What is expected: Please copy every line of the records below that holds the word "JSON".

***

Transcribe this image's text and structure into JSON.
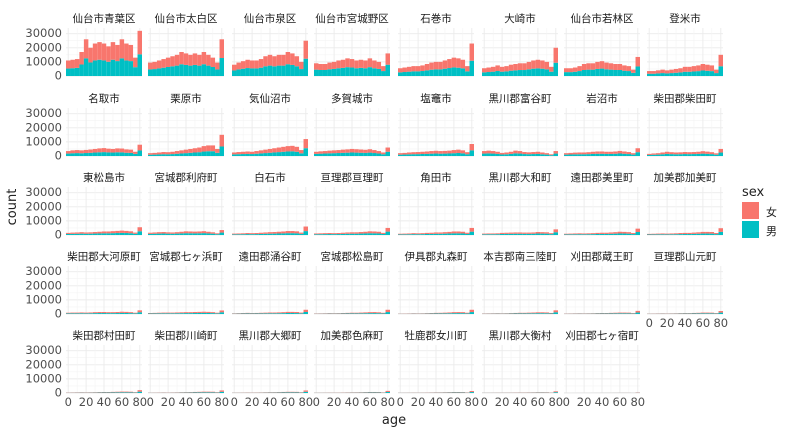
{
  "chart_data": {
    "type": "bar",
    "layout": "facet_wrap",
    "stacking": "stacked",
    "xlabel": "age",
    "ylabel": "count",
    "x_ticks": [
      0,
      20,
      40,
      60,
      80
    ],
    "y_ticks": [
      0,
      10000,
      20000,
      30000
    ],
    "x_range": [
      -2.5,
      82.5
    ],
    "y_range": [
      0,
      34000
    ],
    "x": [
      0,
      5,
      10,
      15,
      20,
      25,
      30,
      35,
      40,
      45,
      50,
      55,
      60,
      65,
      70,
      75,
      80
    ],
    "grid": true,
    "legend": {
      "title": "sex",
      "placement": "right",
      "entries": [
        {
          "label": "女",
          "color": "#F8766D"
        },
        {
          "label": "男",
          "color": "#00BFC4"
        }
      ]
    },
    "series_colors": {
      "female": "#F8766D",
      "male": "#00BFC4"
    },
    "panels": [
      {
        "name": "仙台市青葉区",
        "total": [
          11000,
          11500,
          12000,
          17000,
          26000,
          20000,
          23000,
          24000,
          23000,
          21000,
          24000,
          22000,
          26000,
          23000,
          22000,
          13000,
          32000
        ],
        "male_share": 0.48
      },
      {
        "name": "仙台市太白区",
        "total": [
          9500,
          10000,
          11000,
          12000,
          13000,
          14000,
          15000,
          17000,
          16000,
          15000,
          16000,
          15000,
          17000,
          15000,
          13000,
          9500,
          26000
        ],
        "male_share": 0.49
      },
      {
        "name": "仙台市泉区",
        "total": [
          8000,
          9500,
          10500,
          11500,
          11000,
          11000,
          12000,
          14000,
          15000,
          14000,
          15000,
          15000,
          17000,
          16000,
          14000,
          10000,
          25000
        ],
        "male_share": 0.49
      },
      {
        "name": "仙台市宮城野区",
        "total": [
          9000,
          8500,
          8500,
          9500,
          10000,
          11000,
          11500,
          12500,
          12000,
          11000,
          11500,
          11000,
          12500,
          11000,
          10000,
          7000,
          16000
        ],
        "male_share": 0.5
      },
      {
        "name": "石巻市",
        "total": [
          5500,
          6000,
          6500,
          7000,
          7000,
          7500,
          8500,
          9500,
          10000,
          10000,
          11000,
          12000,
          13000,
          12500,
          11500,
          7000,
          23000
        ],
        "male_share": 0.47
      },
      {
        "name": "大崎市",
        "total": [
          5500,
          6000,
          6500,
          7500,
          6500,
          7000,
          8000,
          8500,
          9000,
          9000,
          10000,
          11000,
          11500,
          11000,
          10000,
          6500,
          20000
        ],
        "male_share": 0.47
      },
      {
        "name": "仙台市若林区",
        "total": [
          5500,
          5500,
          6000,
          7000,
          8500,
          9000,
          9000,
          10000,
          10500,
          9500,
          9000,
          8500,
          8500,
          7500,
          7000,
          4500,
          13500
        ],
        "male_share": 0.5
      },
      {
        "name": "登米市",
        "total": [
          3500,
          3500,
          4000,
          4500,
          4000,
          4500,
          5000,
          5500,
          6500,
          6500,
          7000,
          7500,
          8500,
          8000,
          7500,
          4500,
          15000
        ],
        "male_share": 0.46
      },
      {
        "name": "名取市",
        "total": [
          3500,
          4000,
          4200,
          4000,
          4300,
          4600,
          5000,
          5400,
          5600,
          5200,
          5000,
          5400,
          5300,
          4700,
          4500,
          3000,
          8000
        ],
        "male_share": 0.49
      },
      {
        "name": "栗原市",
        "total": [
          2000,
          2200,
          2500,
          2800,
          2700,
          3000,
          3500,
          4000,
          4500,
          5000,
          5500,
          6000,
          7000,
          7500,
          7500,
          5000,
          15000
        ],
        "male_share": 0.45
      },
      {
        "name": "気仙沼市",
        "total": [
          2500,
          2800,
          3000,
          3200,
          3000,
          3500,
          4000,
          4500,
          5000,
          5500,
          6000,
          6500,
          7000,
          7200,
          6500,
          4200,
          12000
        ],
        "male_share": 0.46
      },
      {
        "name": "多賀城市",
        "total": [
          3000,
          3300,
          3500,
          3800,
          4000,
          4200,
          4500,
          4700,
          5000,
          4800,
          4600,
          4400,
          4800,
          4200,
          3500,
          2500,
          6000
        ],
        "male_share": 0.5
      },
      {
        "name": "塩竈市",
        "total": [
          2000,
          2200,
          2500,
          2700,
          2800,
          3000,
          3200,
          3500,
          3700,
          3500,
          3600,
          3800,
          4200,
          4500,
          4000,
          2700,
          8500
        ],
        "male_share": 0.47
      },
      {
        "name": "黒川郡富谷町",
        "total": [
          3500,
          3800,
          3500,
          3000,
          2200,
          2500,
          3000,
          3800,
          3500,
          2800,
          2600,
          2800,
          3000,
          2500,
          2000,
          1200,
          3500
        ],
        "male_share": 0.49
      },
      {
        "name": "岩沼市",
        "total": [
          2000,
          2200,
          2400,
          2500,
          2500,
          2700,
          3000,
          3200,
          3200,
          3000,
          3000,
          3200,
          3600,
          3200,
          2800,
          2000,
          5500
        ],
        "male_share": 0.49
      },
      {
        "name": "柴田郡柴田町",
        "total": [
          1500,
          1800,
          2000,
          2500,
          3000,
          2700,
          2500,
          2600,
          2800,
          2700,
          2800,
          3000,
          3400,
          3100,
          2700,
          1900,
          5000
        ],
        "male_share": 0.49
      },
      {
        "name": "東松島市",
        "total": [
          1500,
          1700,
          1800,
          2000,
          1800,
          1900,
          2100,
          2300,
          2500,
          2500,
          2700,
          2900,
          3100,
          2900,
          2600,
          1700,
          5500
        ],
        "male_share": 0.48
      },
      {
        "name": "宮城郡利府町",
        "total": [
          1600,
          1800,
          2000,
          2100,
          1900,
          1800,
          2000,
          2300,
          2600,
          2500,
          2400,
          2500,
          2700,
          2300,
          1900,
          1200,
          3500
        ],
        "male_share": 0.49
      },
      {
        "name": "白石市",
        "total": [
          1000,
          1100,
          1200,
          1400,
          1300,
          1400,
          1600,
          1800,
          2000,
          2100,
          2300,
          2500,
          2800,
          2800,
          2600,
          1700,
          6000
        ],
        "male_share": 0.46
      },
      {
        "name": "亘理郡亘理町",
        "total": [
          1100,
          1200,
          1300,
          1400,
          1300,
          1400,
          1600,
          1800,
          1900,
          1900,
          2100,
          2300,
          2600,
          2500,
          2300,
          1500,
          5000
        ],
        "male_share": 0.48
      },
      {
        "name": "角田市",
        "total": [
          900,
          1000,
          1100,
          1300,
          1200,
          1300,
          1500,
          1600,
          1800,
          1800,
          2000,
          2200,
          2500,
          2500,
          2300,
          1600,
          5000
        ],
        "male_share": 0.47
      },
      {
        "name": "黒川郡大和町",
        "total": [
          1000,
          1100,
          1100,
          1200,
          1500,
          1600,
          1700,
          1800,
          1800,
          1700,
          1700,
          1800,
          2100,
          2000,
          1900,
          1300,
          4000
        ],
        "male_share": 0.49
      },
      {
        "name": "遠田郡美里町",
        "total": [
          900,
          1000,
          1100,
          1200,
          1100,
          1200,
          1300,
          1500,
          1600,
          1600,
          1800,
          2000,
          2300,
          2200,
          2000,
          1400,
          4500
        ],
        "male_share": 0.47
      },
      {
        "name": "加美郡加美町",
        "total": [
          800,
          900,
          1000,
          1100,
          1000,
          1100,
          1200,
          1400,
          1500,
          1500,
          1700,
          1900,
          2200,
          2200,
          2100,
          1400,
          4800
        ],
        "male_share": 0.46
      },
      {
        "name": "柴田郡大河原町",
        "total": [
          900,
          1000,
          1000,
          1100,
          1000,
          1100,
          1300,
          1400,
          1400,
          1300,
          1300,
          1400,
          1600,
          1500,
          1300,
          900,
          2600
        ],
        "male_share": 0.48
      },
      {
        "name": "宮城郡七ヶ浜町",
        "total": [
          700,
          800,
          900,
          1000,
          1000,
          1000,
          1100,
          1200,
          1300,
          1300,
          1400,
          1500,
          1600,
          1500,
          1300,
          900,
          2500
        ],
        "male_share": 0.49
      },
      {
        "name": "遠田郡涌谷町",
        "total": [
          500,
          600,
          700,
          800,
          700,
          750,
          850,
          950,
          1050,
          1050,
          1150,
          1300,
          1500,
          1500,
          1400,
          1000,
          3000
        ],
        "male_share": 0.47
      },
      {
        "name": "宮城郡松島町",
        "total": [
          400,
          450,
          500,
          600,
          550,
          600,
          700,
          800,
          900,
          900,
          1000,
          1150,
          1300,
          1350,
          1200,
          850,
          3000
        ],
        "male_share": 0.46
      },
      {
        "name": "伊具郡丸森町",
        "total": [
          300,
          350,
          400,
          500,
          450,
          500,
          600,
          700,
          800,
          850,
          950,
          1100,
          1300,
          1350,
          1300,
          900,
          3000
        ],
        "male_share": 0.46
      },
      {
        "name": "本吉郡南三陸町",
        "total": [
          400,
          450,
          500,
          550,
          500,
          550,
          650,
          750,
          850,
          850,
          950,
          1050,
          1200,
          1200,
          1100,
          750,
          2600
        ],
        "male_share": 0.47
      },
      {
        "name": "刈田郡蔵王町",
        "total": [
          350,
          400,
          450,
          500,
          450,
          500,
          550,
          650,
          700,
          700,
          800,
          900,
          1000,
          1000,
          950,
          650,
          2200
        ],
        "male_share": 0.47
      },
      {
        "name": "亘理郡山元町",
        "total": [
          300,
          350,
          400,
          450,
          400,
          450,
          500,
          600,
          650,
          650,
          750,
          850,
          1000,
          1000,
          950,
          650,
          2100
        ],
        "male_share": 0.47
      },
      {
        "name": "柴田郡村田町",
        "total": [
          350,
          400,
          450,
          500,
          450,
          500,
          550,
          650,
          700,
          700,
          800,
          900,
          1000,
          1000,
          900,
          600,
          2000
        ],
        "male_share": 0.47
      },
      {
        "name": "柴田郡川崎町",
        "total": [
          250,
          300,
          350,
          400,
          350,
          400,
          450,
          550,
          600,
          650,
          750,
          850,
          950,
          950,
          900,
          600,
          1800
        ],
        "male_share": 0.47
      },
      {
        "name": "黒川郡大郷町",
        "total": [
          250,
          280,
          320,
          380,
          350,
          380,
          420,
          500,
          560,
          580,
          650,
          750,
          850,
          850,
          800,
          550,
          1800
        ],
        "male_share": 0.47
      },
      {
        "name": "加美郡色麻町",
        "total": [
          220,
          250,
          280,
          320,
          300,
          320,
          360,
          420,
          470,
          490,
          550,
          630,
          720,
          720,
          680,
          460,
          1500
        ],
        "male_share": 0.47
      },
      {
        "name": "牡鹿郡女川町",
        "total": [
          200,
          230,
          260,
          300,
          280,
          300,
          340,
          400,
          450,
          470,
          530,
          600,
          690,
          690,
          650,
          440,
          1400
        ],
        "male_share": 0.47
      },
      {
        "name": "黒川郡大衡村",
        "total": [
          180,
          200,
          230,
          260,
          250,
          270,
          300,
          350,
          380,
          380,
          420,
          470,
          540,
          540,
          510,
          350,
          1200
        ],
        "male_share": 0.47
      },
      {
        "name": "刈田郡七ヶ宿町",
        "total": [
          40,
          45,
          50,
          60,
          55,
          60,
          70,
          80,
          90,
          100,
          115,
          130,
          150,
          160,
          160,
          110,
          400
        ],
        "male_share": 0.45
      }
    ]
  }
}
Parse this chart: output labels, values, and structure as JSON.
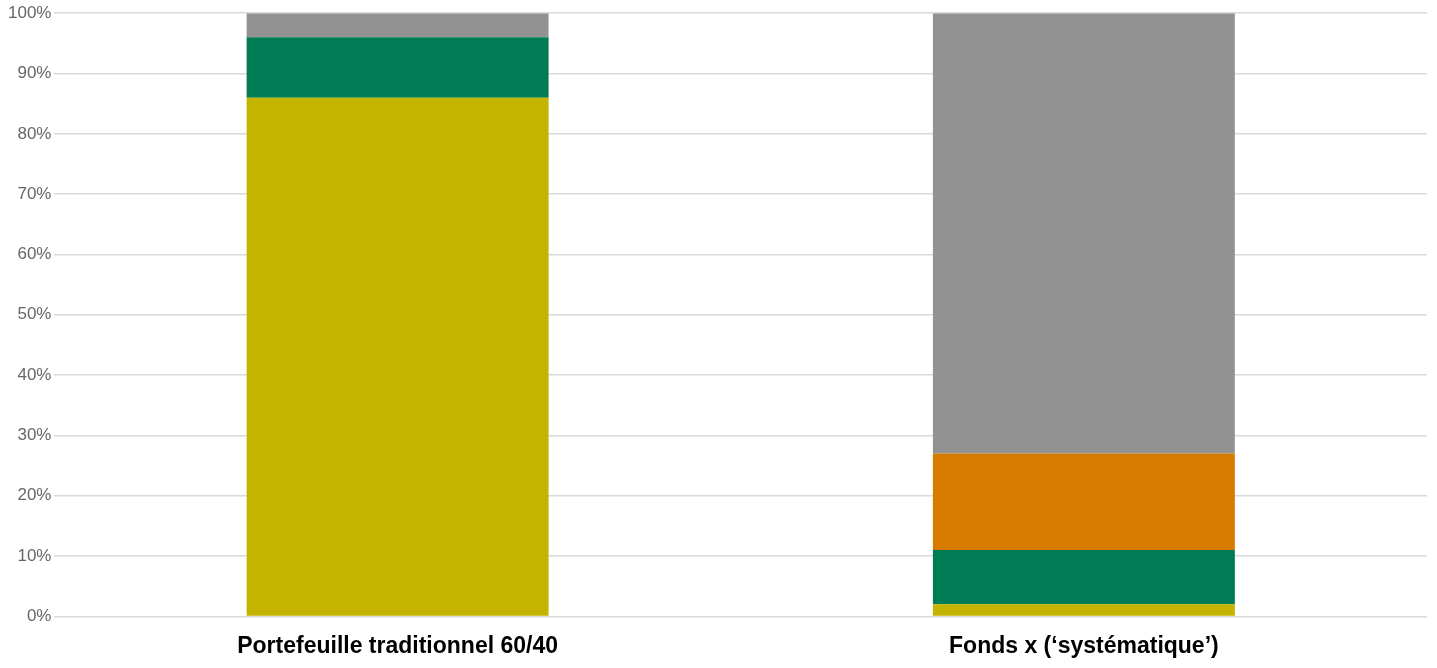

***

Complete response:
Transcribe this image's text and structure into JSON.
Parse this chart: output labels, values, and structure as JSON.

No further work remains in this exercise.